# SHORT TASK
In the entries that follow, how many lines contain the word "finality"? Answer with the number only.

# RECORDED DATA
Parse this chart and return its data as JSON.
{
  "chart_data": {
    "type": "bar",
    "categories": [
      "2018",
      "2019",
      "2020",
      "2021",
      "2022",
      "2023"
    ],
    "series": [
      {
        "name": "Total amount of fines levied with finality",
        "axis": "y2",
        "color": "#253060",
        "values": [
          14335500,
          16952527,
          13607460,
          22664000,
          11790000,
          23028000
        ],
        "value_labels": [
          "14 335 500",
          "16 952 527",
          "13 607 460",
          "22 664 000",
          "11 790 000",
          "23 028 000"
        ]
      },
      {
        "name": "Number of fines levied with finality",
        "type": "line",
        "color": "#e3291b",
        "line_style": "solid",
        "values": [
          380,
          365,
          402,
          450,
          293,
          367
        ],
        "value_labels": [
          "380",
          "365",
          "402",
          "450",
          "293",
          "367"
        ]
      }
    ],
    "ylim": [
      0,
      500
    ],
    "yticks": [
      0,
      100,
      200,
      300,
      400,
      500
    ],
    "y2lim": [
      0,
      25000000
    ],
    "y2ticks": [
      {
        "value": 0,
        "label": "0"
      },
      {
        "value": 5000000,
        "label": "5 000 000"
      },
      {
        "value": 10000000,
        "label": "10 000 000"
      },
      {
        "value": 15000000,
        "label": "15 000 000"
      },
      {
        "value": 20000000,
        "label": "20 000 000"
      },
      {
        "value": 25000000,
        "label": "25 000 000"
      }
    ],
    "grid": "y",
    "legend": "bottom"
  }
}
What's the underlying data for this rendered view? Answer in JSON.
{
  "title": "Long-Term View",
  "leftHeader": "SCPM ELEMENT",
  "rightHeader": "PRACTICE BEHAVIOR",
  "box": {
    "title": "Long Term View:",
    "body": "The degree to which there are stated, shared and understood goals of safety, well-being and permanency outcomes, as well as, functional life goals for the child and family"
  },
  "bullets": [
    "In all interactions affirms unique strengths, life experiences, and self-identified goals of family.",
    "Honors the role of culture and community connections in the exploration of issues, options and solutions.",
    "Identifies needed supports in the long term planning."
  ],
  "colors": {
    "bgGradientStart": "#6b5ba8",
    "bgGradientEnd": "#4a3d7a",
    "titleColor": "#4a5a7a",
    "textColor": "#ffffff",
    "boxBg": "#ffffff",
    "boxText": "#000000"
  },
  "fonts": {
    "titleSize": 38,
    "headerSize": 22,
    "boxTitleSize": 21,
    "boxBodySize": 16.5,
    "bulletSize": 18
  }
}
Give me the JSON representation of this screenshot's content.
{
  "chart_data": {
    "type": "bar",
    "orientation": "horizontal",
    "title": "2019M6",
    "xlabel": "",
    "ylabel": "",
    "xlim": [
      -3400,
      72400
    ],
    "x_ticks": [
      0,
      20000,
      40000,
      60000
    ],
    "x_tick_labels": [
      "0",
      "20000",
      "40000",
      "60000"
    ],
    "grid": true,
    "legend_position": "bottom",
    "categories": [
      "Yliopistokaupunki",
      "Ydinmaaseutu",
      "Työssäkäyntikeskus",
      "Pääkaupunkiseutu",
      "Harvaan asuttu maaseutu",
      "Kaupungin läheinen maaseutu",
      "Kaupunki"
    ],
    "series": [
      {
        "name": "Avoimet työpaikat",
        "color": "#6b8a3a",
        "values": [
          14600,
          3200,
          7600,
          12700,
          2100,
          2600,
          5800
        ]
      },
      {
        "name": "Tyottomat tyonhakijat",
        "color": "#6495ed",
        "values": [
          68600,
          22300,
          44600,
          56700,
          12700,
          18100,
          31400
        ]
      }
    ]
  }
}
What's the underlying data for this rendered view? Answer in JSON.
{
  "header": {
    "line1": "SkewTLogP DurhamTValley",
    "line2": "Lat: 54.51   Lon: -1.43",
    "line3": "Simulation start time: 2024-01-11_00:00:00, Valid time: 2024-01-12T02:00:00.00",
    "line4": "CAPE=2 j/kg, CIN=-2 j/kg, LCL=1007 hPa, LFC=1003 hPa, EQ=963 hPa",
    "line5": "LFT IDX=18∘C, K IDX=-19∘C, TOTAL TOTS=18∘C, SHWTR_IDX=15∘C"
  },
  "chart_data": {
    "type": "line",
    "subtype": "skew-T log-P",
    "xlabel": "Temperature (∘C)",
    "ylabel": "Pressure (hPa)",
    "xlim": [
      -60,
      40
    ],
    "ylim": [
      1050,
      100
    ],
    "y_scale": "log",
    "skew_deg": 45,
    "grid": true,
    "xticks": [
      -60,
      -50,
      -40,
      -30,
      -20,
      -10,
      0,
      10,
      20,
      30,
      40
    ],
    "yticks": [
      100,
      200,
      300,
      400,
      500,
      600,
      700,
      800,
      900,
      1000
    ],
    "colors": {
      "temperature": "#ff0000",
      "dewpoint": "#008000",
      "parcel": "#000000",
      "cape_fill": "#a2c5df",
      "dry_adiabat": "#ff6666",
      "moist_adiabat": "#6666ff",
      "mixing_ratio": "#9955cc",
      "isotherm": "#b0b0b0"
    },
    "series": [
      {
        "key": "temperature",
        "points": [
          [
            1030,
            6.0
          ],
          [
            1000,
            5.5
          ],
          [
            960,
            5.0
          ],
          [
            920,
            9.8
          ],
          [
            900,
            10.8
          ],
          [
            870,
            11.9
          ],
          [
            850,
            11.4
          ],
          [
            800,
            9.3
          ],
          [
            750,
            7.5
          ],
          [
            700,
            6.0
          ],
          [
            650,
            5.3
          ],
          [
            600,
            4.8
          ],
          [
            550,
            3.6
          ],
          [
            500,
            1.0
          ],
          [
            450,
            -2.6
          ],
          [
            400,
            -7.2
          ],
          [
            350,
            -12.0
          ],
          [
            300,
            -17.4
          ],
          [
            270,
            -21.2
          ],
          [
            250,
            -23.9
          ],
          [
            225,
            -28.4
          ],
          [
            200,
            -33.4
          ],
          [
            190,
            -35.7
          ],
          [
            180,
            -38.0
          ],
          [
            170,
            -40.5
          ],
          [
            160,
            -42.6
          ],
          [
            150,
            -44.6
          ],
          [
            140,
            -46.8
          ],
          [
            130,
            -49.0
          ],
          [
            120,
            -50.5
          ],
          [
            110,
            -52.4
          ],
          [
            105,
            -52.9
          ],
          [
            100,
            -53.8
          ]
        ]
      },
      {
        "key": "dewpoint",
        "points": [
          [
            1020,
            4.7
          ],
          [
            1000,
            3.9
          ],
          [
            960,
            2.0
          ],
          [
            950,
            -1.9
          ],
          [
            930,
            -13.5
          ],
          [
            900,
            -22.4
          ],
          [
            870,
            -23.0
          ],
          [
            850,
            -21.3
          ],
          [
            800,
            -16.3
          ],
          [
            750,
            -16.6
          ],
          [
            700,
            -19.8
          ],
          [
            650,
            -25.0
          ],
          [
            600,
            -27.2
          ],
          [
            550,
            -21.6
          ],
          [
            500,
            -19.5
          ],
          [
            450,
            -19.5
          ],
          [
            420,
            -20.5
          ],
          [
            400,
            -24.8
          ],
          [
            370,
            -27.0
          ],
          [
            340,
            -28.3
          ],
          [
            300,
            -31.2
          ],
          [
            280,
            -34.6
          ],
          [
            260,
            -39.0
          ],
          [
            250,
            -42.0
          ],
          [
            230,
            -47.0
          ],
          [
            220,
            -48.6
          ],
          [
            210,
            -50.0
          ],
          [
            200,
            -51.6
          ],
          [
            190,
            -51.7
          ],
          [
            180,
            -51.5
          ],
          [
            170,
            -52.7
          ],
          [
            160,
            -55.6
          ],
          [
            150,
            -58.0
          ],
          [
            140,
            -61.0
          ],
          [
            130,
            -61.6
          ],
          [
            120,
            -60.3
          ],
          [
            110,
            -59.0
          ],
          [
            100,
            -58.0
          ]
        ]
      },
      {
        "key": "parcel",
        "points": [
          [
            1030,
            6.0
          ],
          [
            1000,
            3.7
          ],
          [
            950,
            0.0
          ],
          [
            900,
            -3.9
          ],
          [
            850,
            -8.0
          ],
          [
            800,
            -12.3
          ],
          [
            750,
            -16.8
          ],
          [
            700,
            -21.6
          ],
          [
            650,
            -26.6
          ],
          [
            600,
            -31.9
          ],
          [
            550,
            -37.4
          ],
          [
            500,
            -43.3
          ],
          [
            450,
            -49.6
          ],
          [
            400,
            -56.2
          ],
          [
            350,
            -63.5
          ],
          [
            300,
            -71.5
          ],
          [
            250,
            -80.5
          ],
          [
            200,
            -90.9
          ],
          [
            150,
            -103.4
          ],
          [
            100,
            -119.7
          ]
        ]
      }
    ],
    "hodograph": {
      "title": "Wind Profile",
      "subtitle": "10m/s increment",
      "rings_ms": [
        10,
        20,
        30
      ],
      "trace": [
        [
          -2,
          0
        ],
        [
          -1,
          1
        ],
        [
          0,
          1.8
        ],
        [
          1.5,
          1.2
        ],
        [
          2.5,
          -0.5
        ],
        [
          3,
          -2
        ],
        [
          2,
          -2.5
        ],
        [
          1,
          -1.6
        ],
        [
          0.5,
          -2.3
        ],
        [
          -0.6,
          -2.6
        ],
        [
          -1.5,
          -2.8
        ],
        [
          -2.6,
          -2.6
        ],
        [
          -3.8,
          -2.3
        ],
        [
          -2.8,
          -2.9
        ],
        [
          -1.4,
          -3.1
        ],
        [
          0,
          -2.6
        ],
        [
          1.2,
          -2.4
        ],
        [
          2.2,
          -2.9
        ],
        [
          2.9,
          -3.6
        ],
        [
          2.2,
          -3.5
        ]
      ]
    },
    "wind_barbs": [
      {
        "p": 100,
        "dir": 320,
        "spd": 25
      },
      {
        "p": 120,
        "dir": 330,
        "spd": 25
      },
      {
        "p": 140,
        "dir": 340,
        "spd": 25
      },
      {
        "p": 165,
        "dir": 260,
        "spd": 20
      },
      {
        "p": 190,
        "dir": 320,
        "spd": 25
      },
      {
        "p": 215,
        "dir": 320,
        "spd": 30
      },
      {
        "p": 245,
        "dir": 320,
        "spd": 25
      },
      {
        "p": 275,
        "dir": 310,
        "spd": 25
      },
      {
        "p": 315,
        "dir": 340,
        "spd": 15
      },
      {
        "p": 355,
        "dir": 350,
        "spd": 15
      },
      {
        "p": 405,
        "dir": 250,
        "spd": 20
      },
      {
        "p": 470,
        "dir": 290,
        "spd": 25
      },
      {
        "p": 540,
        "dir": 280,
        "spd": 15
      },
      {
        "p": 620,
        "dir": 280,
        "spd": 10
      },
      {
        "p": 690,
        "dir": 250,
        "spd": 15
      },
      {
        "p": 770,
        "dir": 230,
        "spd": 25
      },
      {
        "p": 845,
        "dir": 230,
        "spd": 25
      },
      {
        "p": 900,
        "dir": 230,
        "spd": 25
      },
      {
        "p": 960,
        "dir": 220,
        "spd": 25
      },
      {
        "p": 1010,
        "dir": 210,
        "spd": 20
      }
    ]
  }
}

# OUTPUT BELOW
2